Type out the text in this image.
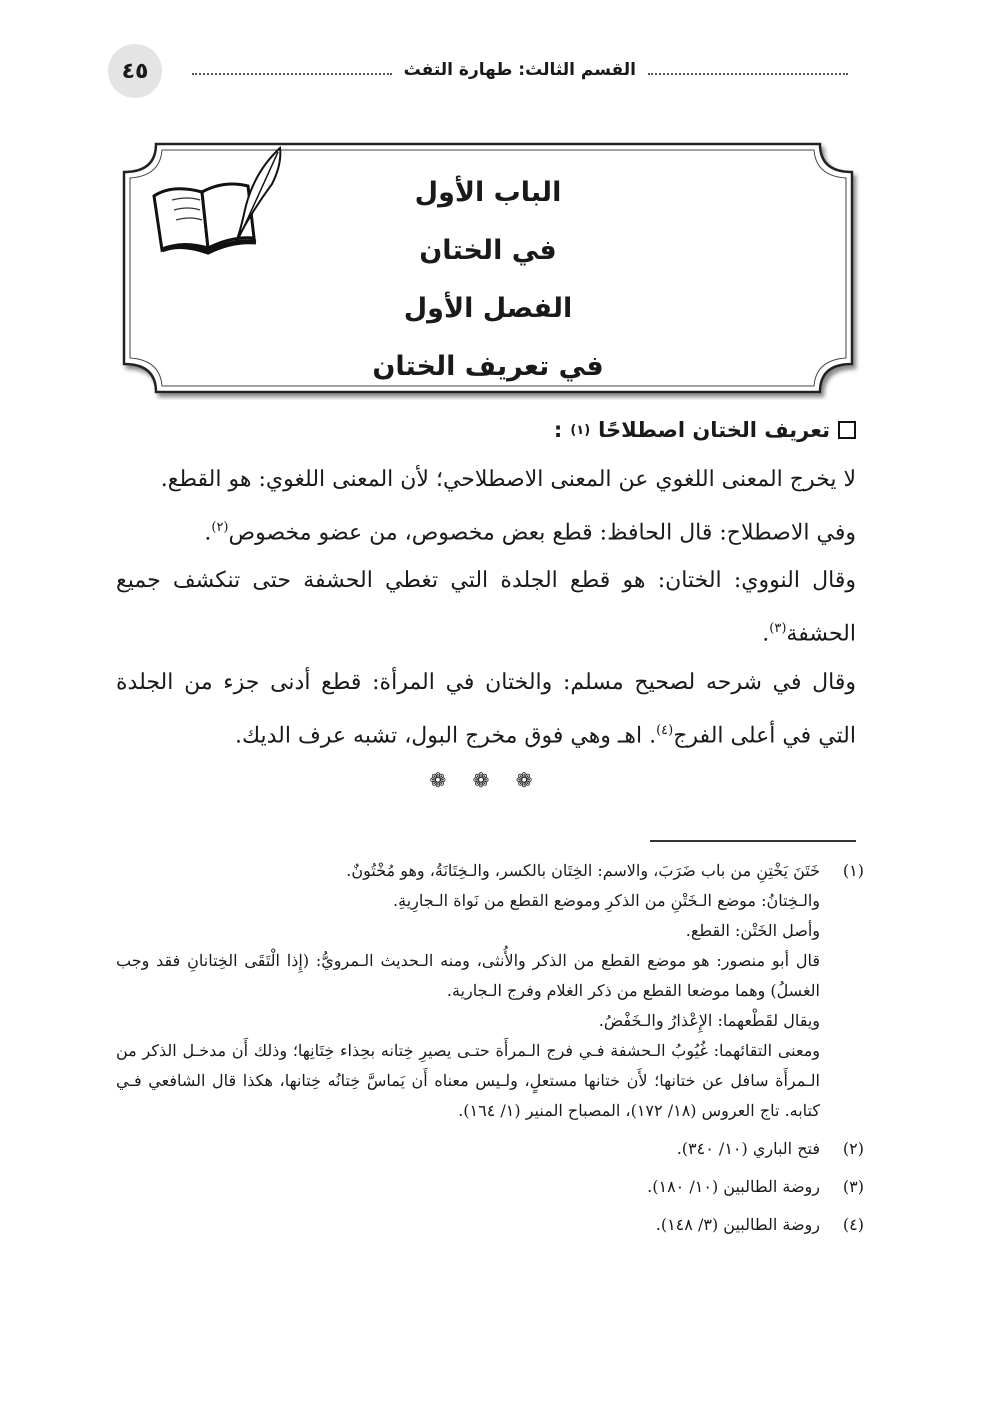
٤٥	القسم الثالث: طهارة التفث
الباب الأول
في الختان
الفصل الأول
في تعريف الختان
تعريف الختان اصطلاحًا
(١)
:

لا يخرج المعنى اللغوي عن المعنى الاصطلاحي؛ لأن المعنى اللغوي: هو القطع.

وفي الاصطلاح: قال الحافظ: قطع بعض مخصوص، من عضو مخصوص$^{(٢)}$.

وقال النووي: الختان: هو قطع الجلدة التي تغطي الحشفة حتى تنكشف جميع الحشفة$^{(٣)}$.

وقال في شرحه لصحيح مسلم: والختان في المرأة: قطع أدنى جزء من الجلدة التي في أعلى الفرج$^{(٤)}$. اهـ وهي فوق مخرج البول، تشبه عرف الديك.

❁ ❁ ❁
(١)

خَتَنَ يَخْتِنِ من باب ضَرَبَ، والاسم: الخِتَان بالكسر، والـخِتَانَةُ، وهو مُخْتُونٌ.

والـخِتانُ: موضع الـخَتْنِ من الذكرِ وموضع القطع من نَواة الـجارِيةِ.

وأصل الخَتْن: القطع.

قال أبو منصور: هو موضع القطع من الذكر والأُنثى، ومنه الـحديث الـمرويُّ: (إِذا الْتَقَى الخِتانانِ فقد وجب الغسلُ) وهما موضعا القطع من ذكر الغلام وفرج الـجارية.

ويقال لقَطْعهما: الإِعْذارُ والـخَفْضُ.

ومعنى التقائهما: غُيُوبُ الـحشفة فـي فرج الـمرأَة حتـى يصيرِ خِتانه بحِذاء خِتَانِها؛ وذلك أَن مدخـل الذكر من الـمرأَة سافل عن ختانها؛ لأَن ختانها مستعلٍ، ولـيس معناه أَن يَماسَّ خِتانُه خِتانها، هكذا قال الشافعي فـي كتابه. تاج العروس (١٨/ ١٧٢)، المصباح المنير (١/ ١٦٤).

(٢)

فتح الباري (١٠/ ٣٤٠).

(٣)

روضة الطالبين (١٠/ ١٨٠).

(٤)

روضة الطالبين (٣/ ١٤٨).
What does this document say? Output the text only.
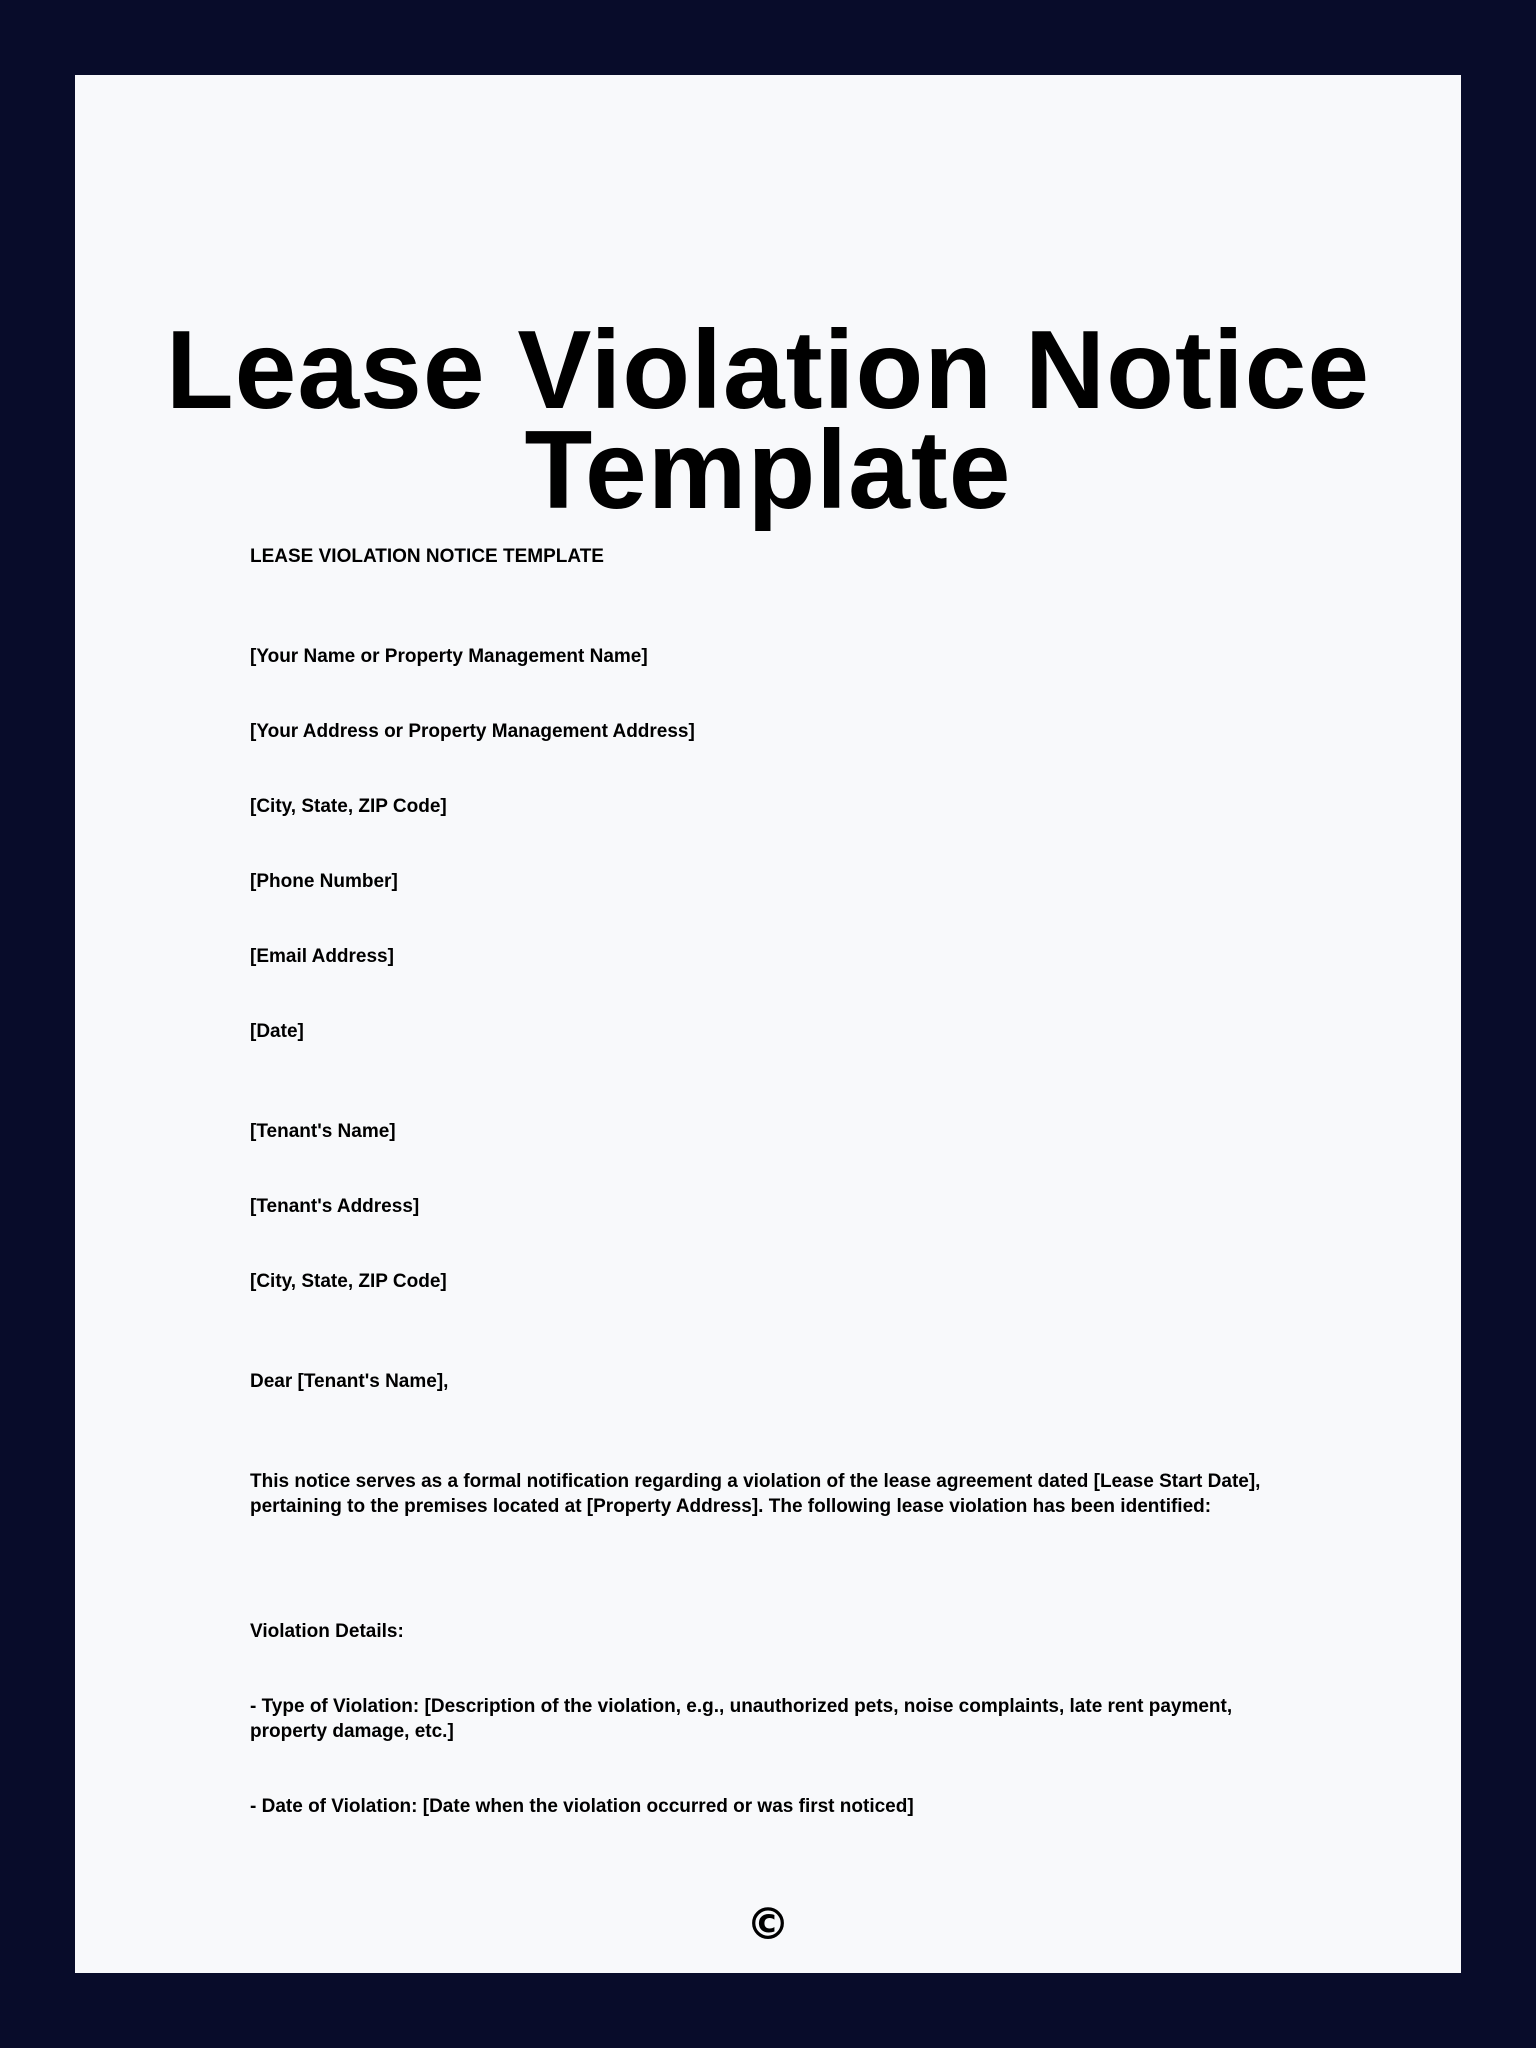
Lease Violation Notice
Template

LEASE VIOLATION NOTICE TEMPLATE

[Your Name or Property Management Name]

[Your Address or Property Management Address]

[City, State, ZIP Code]

[Phone Number]

[Email Address]

[Date]

[Tenant's Name]

[Tenant's Address]

[City, State, ZIP Code]

Dear [Tenant's Name],

This notice serves as a formal notification regarding a violation of the lease agreement dated [Lease Start Date], pertaining to the premises located at [Property Address]. The following lease violation has been identified:

Violation Details:

- Type of Violation: [Description of the violation, e.g., unauthorized pets, noise complaints, late rent payment, property damage, etc.]

- Date of Violation: [Date when the violation occurred or was first noticed]

©
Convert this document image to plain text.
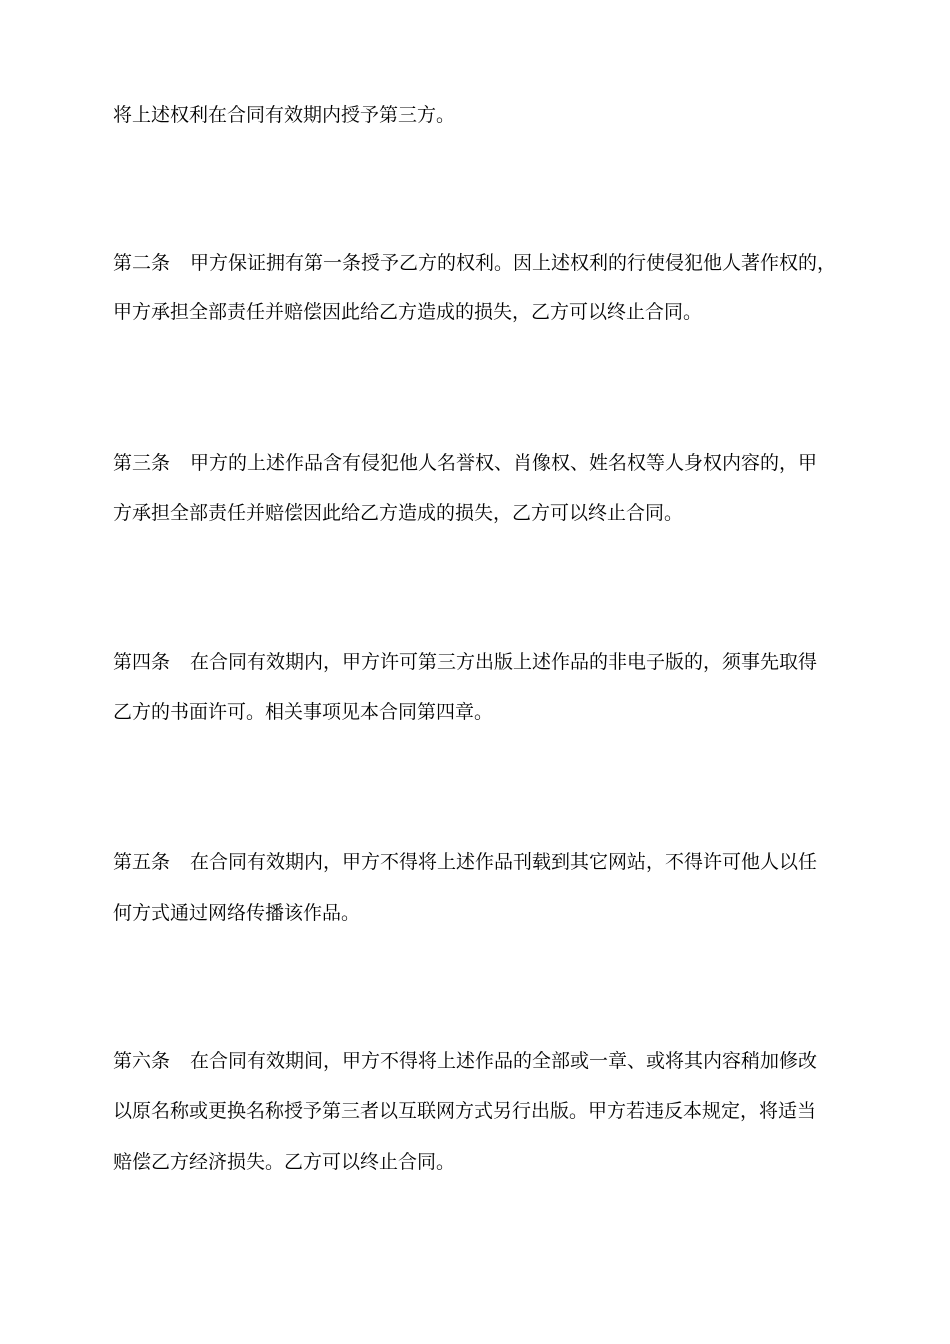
将上述权利在合同有效期内授予第三方。
第二条 甲方保证拥有第一条授予乙方的权利。因上述权利的行使侵犯他人著作权的，
甲方承担全部责任并赔偿因此给乙方造成的损失，乙方可以终止合同。
第三条 甲方的上述作品含有侵犯他人名誉权、肖像权、姓名权等人身权内容的，甲
方承担全部责任并赔偿因此给乙方造成的损失，乙方可以终止合同。
第四条 在合同有效期内，甲方许可第三方出版上述作品的非电子版的，须事先取得
乙方的书面许可。相关事项见本合同第四章。
第五条 在合同有效期内，甲方不得将上述作品刊载到其它网站，不得许可他人以任
何方式通过网络传播该作品。
第六条 在合同有效期间，甲方不得将上述作品的全部或一章、或将其内容稍加修改
以原名称或更换名称授予第三者以互联网方式另行出版。甲方若违反本规定，将适当
赔偿乙方经济损失。乙方可以终止合同。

= Task directions =
Copy all lines from the listing that contain "روضة".

= Result =
روضة الطالبين (١٠/ ١٨٠).
روضة الطالبين (٣/ ١٤٨).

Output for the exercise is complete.